>>
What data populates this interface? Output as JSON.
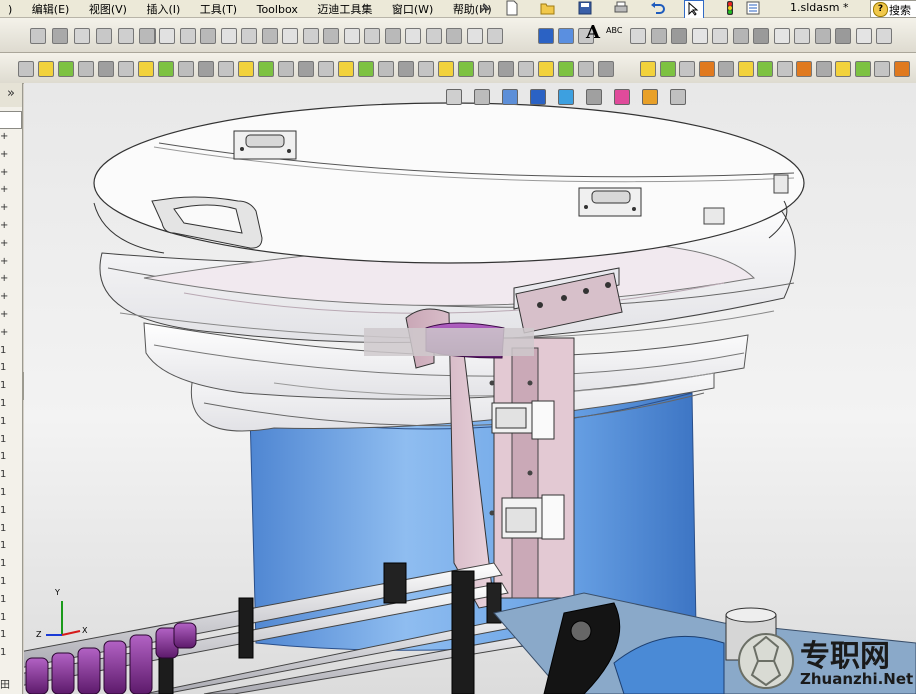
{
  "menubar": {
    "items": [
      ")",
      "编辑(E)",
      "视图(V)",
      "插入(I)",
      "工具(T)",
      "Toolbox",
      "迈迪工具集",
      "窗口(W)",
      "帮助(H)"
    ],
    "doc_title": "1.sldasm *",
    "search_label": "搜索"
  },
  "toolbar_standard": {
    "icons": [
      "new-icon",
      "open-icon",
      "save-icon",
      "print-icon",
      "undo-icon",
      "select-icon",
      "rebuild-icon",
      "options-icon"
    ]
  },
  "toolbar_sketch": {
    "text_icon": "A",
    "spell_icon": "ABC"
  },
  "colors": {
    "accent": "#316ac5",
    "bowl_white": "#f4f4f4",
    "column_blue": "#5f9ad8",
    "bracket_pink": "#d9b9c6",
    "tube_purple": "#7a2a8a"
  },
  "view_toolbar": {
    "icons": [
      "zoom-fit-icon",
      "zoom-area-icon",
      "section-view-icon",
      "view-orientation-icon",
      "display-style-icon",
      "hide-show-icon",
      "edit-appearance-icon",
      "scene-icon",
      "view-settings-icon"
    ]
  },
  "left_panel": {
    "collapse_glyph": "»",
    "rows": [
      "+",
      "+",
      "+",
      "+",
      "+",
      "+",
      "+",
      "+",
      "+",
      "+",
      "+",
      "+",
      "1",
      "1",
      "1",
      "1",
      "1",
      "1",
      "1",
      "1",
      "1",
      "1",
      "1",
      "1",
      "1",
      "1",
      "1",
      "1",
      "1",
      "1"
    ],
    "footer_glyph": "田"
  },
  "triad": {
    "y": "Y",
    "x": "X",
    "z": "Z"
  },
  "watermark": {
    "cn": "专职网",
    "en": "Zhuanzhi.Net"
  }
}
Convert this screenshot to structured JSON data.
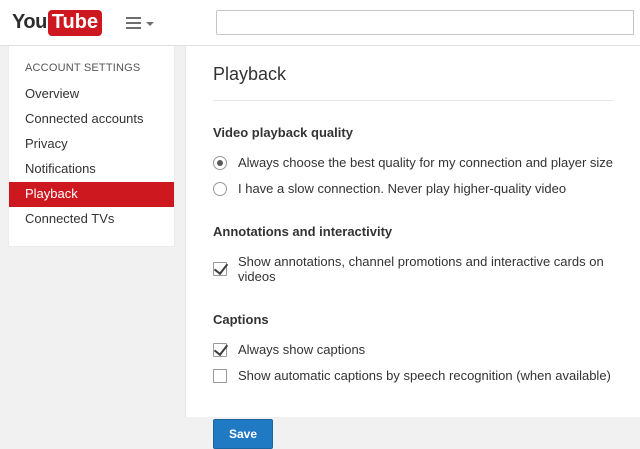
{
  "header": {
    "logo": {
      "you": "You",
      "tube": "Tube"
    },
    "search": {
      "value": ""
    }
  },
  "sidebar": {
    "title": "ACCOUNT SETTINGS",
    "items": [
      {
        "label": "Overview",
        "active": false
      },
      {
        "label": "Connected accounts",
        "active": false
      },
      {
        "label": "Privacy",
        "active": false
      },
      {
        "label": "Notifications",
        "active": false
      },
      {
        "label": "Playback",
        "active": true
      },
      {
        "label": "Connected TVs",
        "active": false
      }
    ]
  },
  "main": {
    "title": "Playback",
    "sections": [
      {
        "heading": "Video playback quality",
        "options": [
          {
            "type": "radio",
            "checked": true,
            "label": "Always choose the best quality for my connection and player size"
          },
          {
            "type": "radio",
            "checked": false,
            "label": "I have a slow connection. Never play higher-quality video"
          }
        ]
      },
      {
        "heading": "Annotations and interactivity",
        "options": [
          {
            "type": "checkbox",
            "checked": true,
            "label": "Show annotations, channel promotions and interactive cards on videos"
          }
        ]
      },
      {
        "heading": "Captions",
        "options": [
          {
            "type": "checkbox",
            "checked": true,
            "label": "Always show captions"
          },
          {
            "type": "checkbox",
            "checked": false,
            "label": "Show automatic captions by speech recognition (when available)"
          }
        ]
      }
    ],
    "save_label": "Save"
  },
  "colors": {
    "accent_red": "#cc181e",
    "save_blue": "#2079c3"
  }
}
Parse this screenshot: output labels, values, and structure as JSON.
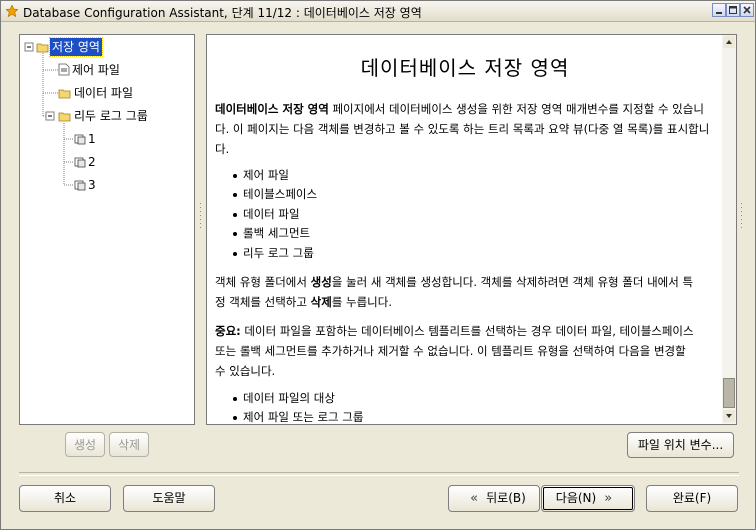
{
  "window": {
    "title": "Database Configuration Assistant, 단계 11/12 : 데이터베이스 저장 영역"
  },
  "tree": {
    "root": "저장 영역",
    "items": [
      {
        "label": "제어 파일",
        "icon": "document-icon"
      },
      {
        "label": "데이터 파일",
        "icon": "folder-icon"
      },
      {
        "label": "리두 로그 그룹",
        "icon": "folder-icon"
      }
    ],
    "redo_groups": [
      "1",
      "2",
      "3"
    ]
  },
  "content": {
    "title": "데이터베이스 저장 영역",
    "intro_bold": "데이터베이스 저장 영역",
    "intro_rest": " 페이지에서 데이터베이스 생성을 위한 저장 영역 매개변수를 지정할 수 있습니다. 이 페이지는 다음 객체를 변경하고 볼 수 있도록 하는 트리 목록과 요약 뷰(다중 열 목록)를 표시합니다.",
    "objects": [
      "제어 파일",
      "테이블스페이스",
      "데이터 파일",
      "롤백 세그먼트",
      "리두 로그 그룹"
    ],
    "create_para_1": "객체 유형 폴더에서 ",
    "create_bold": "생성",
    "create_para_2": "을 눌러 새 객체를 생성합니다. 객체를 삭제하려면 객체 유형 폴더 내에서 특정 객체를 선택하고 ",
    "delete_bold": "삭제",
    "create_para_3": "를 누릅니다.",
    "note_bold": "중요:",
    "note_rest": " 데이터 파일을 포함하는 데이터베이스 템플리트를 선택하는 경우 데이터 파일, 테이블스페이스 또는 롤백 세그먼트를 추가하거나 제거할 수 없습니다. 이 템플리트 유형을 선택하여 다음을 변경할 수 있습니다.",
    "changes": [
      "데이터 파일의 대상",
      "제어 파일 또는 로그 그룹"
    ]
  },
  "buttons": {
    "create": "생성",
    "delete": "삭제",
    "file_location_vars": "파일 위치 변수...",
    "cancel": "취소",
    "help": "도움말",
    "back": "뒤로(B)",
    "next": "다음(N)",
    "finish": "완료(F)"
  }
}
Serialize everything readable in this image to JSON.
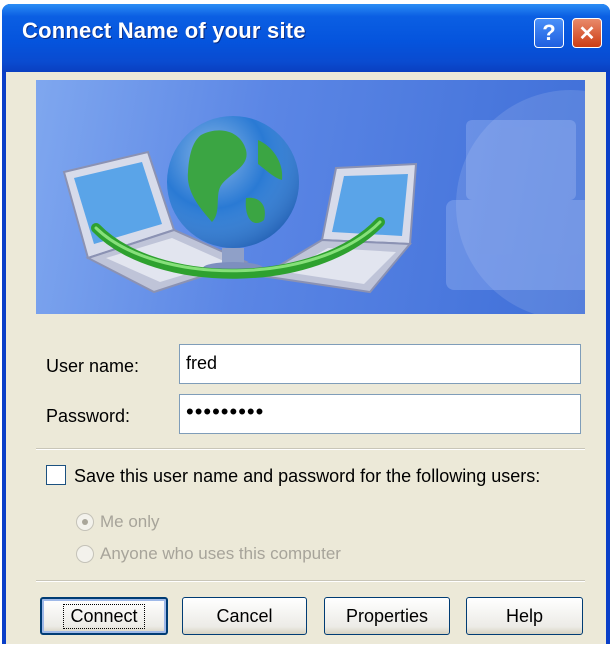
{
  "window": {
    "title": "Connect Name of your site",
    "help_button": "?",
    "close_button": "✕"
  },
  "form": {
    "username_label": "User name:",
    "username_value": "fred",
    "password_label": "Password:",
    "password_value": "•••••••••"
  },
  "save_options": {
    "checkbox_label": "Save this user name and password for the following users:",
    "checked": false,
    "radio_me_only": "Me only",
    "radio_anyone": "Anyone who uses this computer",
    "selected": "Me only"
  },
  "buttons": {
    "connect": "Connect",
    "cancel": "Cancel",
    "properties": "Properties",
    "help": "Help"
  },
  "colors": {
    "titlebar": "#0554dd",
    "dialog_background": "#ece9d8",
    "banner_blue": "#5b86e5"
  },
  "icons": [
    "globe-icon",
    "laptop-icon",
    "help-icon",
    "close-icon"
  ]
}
<<
Within the data above, pick out all lines holding the word "Connected".

* [Written answer]:
        "label": "Connected accounts",
        "label": "Connected TVs",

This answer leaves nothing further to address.